[The input]
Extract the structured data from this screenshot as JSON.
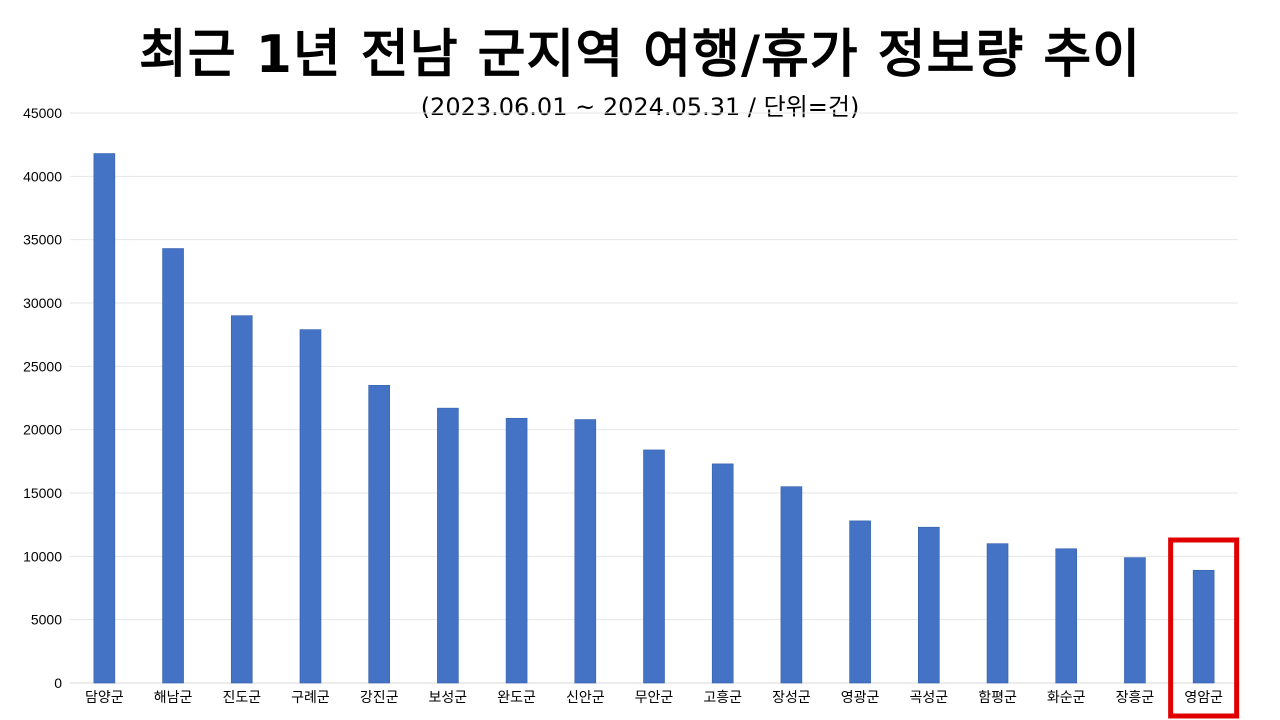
{
  "colors": {
    "bar": "#4472c4",
    "bar_edge": "#3560ad",
    "grid": "#e6e6e6",
    "highlight": "#e00000"
  },
  "chart_data": {
    "type": "bar",
    "title": "최근 1년 전남 군지역 여행/휴가 정보량 추이",
    "subtitle": "(2023.06.01 ~ 2024.05.31 / 단위=건)",
    "xlabel": "",
    "ylabel": "",
    "ylim": [
      0,
      45000
    ],
    "yticks": [
      0,
      5000,
      10000,
      15000,
      20000,
      25000,
      30000,
      35000,
      40000,
      45000
    ],
    "grid": true,
    "legend": "none",
    "categories": [
      "담양군",
      "해남군",
      "진도군",
      "구례군",
      "강진군",
      "보성군",
      "완도군",
      "신안군",
      "무안군",
      "고흥군",
      "장성군",
      "영광군",
      "곡성군",
      "함평군",
      "화순군",
      "장흥군",
      "영암군"
    ],
    "values": [
      41800,
      34300,
      29000,
      27900,
      23500,
      21700,
      20900,
      20800,
      18400,
      17300,
      15500,
      12800,
      12300,
      11000,
      10600,
      9900,
      8900
    ],
    "highlighted_category": "영암군"
  }
}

[Work required] Repeat the data exactly, without the pictures.

[Exercise answer]
Extract the structured data from this screenshot as JSON.
{
  "colors": {
    "bar": "#4472c4",
    "bar_edge": "#3560ad",
    "grid": "#e6e6e6",
    "highlight": "#e00000"
  },
  "chart_data": {
    "type": "bar",
    "title": "최근 1년 전남 군지역 여행/휴가 정보량 추이",
    "subtitle": "(2023.06.01 ~ 2024.05.31 / 단위=건)",
    "xlabel": "",
    "ylabel": "",
    "ylim": [
      0,
      45000
    ],
    "yticks": [
      0,
      5000,
      10000,
      15000,
      20000,
      25000,
      30000,
      35000,
      40000,
      45000
    ],
    "grid": true,
    "legend": "none",
    "categories": [
      "담양군",
      "해남군",
      "진도군",
      "구례군",
      "강진군",
      "보성군",
      "완도군",
      "신안군",
      "무안군",
      "고흥군",
      "장성군",
      "영광군",
      "곡성군",
      "함평군",
      "화순군",
      "장흥군",
      "영암군"
    ],
    "values": [
      41800,
      34300,
      29000,
      27900,
      23500,
      21700,
      20900,
      20800,
      18400,
      17300,
      15500,
      12800,
      12300,
      11000,
      10600,
      9900,
      8900
    ],
    "highlighted_category": "영암군"
  }
}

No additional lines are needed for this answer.